The records –
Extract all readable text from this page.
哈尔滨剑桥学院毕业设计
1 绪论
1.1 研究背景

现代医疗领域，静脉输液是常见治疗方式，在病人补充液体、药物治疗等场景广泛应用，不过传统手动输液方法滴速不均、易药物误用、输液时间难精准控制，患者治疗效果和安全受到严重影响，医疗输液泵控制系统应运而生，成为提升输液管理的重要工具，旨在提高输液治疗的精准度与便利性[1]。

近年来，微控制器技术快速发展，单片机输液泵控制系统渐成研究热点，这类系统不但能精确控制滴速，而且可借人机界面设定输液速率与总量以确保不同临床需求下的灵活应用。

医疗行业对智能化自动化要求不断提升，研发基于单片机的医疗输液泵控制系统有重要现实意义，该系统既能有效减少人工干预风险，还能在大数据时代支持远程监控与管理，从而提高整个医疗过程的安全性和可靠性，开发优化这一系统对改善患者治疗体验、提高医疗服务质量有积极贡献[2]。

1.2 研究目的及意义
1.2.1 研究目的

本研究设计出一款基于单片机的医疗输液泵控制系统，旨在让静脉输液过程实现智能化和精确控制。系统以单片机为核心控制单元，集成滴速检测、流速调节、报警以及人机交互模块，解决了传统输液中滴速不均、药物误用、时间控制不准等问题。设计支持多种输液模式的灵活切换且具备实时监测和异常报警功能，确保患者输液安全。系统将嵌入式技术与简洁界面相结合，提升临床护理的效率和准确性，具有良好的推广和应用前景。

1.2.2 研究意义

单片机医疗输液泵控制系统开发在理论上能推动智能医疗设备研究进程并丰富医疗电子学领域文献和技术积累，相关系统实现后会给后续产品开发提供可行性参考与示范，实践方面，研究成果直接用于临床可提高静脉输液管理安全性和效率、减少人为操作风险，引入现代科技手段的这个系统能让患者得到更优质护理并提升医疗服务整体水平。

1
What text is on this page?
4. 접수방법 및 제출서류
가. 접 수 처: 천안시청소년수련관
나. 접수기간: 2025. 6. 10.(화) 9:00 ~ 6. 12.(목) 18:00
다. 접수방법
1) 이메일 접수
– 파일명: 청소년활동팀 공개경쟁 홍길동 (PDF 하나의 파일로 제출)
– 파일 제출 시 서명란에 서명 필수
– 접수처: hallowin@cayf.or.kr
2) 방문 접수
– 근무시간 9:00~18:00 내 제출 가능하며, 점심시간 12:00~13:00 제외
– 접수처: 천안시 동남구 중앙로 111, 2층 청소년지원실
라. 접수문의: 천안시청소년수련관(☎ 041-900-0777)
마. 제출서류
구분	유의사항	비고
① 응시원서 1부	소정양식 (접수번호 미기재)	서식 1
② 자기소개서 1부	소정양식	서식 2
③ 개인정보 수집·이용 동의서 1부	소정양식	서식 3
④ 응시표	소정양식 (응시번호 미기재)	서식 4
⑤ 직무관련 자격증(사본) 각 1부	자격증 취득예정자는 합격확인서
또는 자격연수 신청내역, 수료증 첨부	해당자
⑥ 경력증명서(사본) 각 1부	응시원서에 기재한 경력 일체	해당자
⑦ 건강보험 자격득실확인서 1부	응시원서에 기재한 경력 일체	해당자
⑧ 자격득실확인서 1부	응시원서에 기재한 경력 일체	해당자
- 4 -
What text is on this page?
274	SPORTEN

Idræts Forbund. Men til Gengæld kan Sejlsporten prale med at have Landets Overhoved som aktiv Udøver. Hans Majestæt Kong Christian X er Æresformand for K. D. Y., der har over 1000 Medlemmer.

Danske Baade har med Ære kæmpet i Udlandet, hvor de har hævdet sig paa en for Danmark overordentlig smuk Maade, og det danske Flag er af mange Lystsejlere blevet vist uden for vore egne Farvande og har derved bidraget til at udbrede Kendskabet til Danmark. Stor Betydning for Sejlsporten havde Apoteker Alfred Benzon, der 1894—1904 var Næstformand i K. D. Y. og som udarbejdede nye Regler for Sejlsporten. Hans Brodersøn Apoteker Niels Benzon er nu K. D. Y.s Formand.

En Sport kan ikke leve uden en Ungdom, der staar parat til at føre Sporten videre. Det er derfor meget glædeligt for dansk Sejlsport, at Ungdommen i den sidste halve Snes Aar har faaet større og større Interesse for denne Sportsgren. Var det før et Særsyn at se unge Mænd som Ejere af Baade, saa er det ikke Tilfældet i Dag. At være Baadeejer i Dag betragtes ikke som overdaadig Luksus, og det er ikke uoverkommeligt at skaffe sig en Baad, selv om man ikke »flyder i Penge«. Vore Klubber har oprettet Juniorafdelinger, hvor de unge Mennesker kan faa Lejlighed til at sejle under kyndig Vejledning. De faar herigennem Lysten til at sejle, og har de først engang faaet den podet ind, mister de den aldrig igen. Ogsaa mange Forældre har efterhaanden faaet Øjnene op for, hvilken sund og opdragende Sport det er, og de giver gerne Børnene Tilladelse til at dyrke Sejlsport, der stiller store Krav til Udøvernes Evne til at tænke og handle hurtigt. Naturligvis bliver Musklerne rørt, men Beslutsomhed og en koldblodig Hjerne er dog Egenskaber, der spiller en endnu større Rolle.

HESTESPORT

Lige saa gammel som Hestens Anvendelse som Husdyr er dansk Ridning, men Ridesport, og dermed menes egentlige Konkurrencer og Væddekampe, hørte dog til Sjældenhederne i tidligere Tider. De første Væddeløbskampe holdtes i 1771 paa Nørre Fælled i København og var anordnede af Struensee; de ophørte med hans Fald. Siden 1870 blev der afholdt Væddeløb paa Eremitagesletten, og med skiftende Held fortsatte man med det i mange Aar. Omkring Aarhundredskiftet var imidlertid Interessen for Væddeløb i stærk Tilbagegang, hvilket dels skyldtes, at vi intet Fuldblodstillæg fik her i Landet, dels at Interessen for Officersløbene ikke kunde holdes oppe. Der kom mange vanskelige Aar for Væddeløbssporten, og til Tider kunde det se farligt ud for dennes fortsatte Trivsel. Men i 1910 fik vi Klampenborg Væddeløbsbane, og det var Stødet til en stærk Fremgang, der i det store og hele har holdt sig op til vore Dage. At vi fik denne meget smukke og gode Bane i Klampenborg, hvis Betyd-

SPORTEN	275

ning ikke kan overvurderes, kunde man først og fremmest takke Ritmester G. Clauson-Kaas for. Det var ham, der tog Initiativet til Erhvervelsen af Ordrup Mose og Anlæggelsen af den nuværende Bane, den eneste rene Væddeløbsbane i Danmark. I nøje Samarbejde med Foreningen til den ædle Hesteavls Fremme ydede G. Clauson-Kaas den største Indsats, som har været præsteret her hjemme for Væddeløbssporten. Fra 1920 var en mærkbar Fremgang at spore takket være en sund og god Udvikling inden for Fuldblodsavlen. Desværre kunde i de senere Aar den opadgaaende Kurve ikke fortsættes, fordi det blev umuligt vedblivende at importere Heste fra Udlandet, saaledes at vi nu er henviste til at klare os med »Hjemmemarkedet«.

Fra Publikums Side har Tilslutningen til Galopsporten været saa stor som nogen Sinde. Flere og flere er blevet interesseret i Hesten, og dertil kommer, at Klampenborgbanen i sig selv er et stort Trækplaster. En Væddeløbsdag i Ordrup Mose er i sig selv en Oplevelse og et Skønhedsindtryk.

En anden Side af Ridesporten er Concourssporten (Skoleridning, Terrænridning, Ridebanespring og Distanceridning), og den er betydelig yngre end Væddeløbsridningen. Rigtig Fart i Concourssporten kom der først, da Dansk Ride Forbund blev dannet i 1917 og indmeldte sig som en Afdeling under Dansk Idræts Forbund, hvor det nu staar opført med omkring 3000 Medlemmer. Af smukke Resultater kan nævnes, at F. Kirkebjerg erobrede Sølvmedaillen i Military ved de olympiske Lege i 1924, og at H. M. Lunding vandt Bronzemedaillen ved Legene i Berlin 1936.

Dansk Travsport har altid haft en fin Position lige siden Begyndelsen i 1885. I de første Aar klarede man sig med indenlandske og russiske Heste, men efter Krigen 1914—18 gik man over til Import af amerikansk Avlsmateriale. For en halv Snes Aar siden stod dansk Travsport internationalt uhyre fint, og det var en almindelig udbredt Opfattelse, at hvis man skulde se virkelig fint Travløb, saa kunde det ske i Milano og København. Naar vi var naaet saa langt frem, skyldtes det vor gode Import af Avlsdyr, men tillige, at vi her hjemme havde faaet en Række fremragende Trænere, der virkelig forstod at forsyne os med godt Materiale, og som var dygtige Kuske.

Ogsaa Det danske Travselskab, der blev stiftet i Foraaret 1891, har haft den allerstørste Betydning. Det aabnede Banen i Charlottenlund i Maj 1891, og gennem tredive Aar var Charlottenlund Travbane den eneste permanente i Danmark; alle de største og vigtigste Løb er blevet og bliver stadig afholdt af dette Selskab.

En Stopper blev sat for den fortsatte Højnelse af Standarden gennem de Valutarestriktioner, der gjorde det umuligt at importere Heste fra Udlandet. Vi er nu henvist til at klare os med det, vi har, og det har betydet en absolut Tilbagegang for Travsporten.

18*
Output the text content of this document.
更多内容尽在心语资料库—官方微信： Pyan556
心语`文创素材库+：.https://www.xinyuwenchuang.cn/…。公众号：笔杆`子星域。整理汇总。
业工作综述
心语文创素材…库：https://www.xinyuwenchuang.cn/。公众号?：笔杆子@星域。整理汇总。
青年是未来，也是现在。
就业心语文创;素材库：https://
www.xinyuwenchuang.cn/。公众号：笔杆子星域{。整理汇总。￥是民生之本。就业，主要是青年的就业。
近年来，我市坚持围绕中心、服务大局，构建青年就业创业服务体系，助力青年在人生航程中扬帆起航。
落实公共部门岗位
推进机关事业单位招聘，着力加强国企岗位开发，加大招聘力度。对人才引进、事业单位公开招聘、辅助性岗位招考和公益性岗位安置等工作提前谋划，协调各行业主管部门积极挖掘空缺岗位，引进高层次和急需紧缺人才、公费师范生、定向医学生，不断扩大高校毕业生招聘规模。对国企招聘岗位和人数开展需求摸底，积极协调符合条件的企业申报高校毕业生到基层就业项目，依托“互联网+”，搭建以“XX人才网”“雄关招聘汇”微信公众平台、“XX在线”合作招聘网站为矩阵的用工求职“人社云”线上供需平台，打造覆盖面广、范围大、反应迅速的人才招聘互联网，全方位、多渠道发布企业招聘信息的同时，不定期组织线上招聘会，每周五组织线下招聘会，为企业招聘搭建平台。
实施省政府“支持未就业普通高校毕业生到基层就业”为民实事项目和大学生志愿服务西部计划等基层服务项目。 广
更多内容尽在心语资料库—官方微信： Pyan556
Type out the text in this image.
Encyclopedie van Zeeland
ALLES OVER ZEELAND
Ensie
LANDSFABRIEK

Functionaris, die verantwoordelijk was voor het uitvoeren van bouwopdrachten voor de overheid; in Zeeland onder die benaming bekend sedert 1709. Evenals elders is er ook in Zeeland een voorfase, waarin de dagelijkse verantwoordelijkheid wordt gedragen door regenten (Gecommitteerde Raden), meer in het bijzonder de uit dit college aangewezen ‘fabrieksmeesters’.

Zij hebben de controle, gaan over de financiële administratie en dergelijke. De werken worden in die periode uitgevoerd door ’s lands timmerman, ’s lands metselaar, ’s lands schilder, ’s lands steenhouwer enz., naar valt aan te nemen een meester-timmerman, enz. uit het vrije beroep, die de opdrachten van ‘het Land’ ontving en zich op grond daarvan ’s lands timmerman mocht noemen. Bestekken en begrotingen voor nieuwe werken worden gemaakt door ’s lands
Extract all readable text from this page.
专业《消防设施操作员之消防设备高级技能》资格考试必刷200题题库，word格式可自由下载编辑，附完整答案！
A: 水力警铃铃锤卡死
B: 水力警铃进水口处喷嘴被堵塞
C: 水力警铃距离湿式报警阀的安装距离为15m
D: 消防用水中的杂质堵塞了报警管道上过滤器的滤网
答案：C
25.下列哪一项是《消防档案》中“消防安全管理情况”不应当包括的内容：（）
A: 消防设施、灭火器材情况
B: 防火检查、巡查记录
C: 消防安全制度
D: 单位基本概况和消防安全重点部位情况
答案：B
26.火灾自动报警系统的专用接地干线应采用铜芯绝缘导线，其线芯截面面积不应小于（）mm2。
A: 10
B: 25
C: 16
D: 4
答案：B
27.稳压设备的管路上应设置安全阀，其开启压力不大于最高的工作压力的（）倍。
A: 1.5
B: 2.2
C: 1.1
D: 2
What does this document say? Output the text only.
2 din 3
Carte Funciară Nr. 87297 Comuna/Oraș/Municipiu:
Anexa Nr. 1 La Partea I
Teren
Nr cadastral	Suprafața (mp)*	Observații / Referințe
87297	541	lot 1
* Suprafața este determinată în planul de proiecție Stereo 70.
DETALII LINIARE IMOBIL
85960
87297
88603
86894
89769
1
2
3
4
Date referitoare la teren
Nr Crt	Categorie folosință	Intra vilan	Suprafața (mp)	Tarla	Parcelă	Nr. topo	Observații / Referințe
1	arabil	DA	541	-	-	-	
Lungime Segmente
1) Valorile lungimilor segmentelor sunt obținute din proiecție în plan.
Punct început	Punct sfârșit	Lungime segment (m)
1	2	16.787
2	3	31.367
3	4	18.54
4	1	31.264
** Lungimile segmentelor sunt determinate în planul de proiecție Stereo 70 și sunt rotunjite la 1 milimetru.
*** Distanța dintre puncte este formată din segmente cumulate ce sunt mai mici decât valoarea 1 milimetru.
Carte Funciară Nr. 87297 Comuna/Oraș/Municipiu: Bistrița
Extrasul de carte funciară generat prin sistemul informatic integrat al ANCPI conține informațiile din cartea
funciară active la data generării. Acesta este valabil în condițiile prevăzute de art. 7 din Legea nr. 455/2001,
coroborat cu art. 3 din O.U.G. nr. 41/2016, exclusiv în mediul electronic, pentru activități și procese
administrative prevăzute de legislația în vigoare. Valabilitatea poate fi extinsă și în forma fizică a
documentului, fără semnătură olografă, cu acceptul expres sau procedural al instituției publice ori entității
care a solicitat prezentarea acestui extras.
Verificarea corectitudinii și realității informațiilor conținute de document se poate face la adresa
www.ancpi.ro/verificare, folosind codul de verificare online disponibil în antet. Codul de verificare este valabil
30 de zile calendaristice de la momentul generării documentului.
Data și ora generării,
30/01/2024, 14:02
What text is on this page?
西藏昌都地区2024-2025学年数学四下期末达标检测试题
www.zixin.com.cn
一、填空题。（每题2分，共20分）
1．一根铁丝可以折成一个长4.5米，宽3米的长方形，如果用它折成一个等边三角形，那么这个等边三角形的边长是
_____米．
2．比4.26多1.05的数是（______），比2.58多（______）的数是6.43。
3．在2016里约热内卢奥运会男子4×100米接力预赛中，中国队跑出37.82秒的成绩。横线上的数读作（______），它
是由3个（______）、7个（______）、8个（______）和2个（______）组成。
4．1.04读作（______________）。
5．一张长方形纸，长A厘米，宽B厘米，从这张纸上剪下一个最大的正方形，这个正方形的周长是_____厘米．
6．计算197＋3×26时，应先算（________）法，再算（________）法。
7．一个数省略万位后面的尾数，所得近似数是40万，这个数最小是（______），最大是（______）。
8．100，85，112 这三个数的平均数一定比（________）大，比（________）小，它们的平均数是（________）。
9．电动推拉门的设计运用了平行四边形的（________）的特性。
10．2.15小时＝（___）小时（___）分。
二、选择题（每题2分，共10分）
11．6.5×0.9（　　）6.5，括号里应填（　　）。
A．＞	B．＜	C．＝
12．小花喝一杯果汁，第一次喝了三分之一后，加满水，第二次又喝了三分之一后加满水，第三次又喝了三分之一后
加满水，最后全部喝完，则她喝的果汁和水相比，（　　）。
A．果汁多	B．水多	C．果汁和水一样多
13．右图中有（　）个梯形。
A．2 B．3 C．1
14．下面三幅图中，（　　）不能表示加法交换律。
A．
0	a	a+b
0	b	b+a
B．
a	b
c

Directive –
Show, from the material above, each line that includes the string "Output".

Result for this task –
Output the text content of this document.
What does this document say? Output the text only.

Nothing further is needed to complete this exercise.